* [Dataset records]
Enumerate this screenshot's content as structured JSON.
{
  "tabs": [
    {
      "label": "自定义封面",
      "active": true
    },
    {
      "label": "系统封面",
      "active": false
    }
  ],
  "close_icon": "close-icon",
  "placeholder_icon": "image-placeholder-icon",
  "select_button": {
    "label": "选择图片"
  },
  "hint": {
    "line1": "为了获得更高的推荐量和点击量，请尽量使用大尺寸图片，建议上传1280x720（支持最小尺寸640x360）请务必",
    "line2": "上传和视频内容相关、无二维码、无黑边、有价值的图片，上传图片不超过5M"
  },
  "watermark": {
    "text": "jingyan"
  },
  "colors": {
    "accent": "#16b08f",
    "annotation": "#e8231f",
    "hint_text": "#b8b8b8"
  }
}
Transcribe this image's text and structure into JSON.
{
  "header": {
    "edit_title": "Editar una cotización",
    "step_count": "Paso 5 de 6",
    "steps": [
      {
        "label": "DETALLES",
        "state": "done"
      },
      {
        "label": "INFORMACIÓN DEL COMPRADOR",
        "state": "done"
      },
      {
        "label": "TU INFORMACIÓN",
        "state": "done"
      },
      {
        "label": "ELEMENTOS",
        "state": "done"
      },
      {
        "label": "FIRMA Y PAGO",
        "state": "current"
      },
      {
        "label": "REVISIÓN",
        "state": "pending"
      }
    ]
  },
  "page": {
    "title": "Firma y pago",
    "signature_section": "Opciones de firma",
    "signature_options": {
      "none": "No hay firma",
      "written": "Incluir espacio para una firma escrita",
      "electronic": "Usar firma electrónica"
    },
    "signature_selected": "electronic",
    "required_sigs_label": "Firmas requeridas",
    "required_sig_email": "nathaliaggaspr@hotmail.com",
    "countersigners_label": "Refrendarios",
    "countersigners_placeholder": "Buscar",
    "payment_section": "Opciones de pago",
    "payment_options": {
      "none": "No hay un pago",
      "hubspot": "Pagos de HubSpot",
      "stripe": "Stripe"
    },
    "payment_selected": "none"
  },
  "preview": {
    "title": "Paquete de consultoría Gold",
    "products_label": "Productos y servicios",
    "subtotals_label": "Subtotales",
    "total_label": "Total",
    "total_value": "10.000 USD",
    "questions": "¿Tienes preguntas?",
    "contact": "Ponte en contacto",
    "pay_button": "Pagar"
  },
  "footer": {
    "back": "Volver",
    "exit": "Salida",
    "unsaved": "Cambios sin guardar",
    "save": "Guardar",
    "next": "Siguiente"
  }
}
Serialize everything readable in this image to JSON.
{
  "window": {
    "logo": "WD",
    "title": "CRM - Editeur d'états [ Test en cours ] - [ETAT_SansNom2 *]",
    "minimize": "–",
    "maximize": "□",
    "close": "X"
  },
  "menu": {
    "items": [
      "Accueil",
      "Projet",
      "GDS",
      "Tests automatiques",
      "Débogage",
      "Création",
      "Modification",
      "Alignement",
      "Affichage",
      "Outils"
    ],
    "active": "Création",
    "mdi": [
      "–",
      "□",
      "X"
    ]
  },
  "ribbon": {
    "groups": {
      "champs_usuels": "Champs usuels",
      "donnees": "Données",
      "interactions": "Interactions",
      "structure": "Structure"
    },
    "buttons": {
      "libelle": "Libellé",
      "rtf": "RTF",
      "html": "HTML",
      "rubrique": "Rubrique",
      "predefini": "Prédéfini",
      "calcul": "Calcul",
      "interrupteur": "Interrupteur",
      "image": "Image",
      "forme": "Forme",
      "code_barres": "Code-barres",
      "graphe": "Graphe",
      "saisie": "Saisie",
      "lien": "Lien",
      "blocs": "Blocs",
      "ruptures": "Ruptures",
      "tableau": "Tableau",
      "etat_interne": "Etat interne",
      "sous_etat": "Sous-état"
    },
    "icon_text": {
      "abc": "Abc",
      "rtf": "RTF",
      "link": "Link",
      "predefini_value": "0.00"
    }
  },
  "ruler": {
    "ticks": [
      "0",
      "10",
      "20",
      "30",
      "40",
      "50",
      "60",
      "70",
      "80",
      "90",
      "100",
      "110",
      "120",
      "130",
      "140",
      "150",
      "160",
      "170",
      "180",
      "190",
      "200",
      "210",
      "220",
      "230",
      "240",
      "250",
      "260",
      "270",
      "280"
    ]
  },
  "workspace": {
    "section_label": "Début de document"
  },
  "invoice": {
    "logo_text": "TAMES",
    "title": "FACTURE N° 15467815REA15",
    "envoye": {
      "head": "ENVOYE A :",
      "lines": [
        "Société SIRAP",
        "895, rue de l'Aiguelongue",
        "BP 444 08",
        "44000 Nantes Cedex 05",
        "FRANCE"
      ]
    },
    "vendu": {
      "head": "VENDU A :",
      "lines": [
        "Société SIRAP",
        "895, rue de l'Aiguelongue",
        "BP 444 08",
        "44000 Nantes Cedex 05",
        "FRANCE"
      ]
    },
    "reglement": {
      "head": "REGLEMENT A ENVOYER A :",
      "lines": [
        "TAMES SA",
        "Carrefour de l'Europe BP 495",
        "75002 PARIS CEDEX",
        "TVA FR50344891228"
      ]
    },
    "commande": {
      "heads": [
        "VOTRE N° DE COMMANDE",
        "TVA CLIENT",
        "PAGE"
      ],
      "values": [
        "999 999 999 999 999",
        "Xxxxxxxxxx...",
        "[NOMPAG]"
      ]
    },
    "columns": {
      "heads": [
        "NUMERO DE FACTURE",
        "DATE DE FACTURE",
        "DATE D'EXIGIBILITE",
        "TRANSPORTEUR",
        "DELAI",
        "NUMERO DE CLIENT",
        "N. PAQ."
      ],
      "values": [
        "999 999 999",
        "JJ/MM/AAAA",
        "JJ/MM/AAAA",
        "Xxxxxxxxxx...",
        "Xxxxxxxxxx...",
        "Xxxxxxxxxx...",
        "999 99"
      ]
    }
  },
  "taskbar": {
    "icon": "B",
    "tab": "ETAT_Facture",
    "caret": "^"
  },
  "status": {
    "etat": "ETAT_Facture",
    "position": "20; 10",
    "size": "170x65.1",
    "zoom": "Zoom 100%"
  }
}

* [Exercise brief] Among the entries above, identify all lines with "none" and copy them.

* [Problem solution]
      "none": "No hay firma",
      "none": "No hay un pago",
    "payment_selected": "none"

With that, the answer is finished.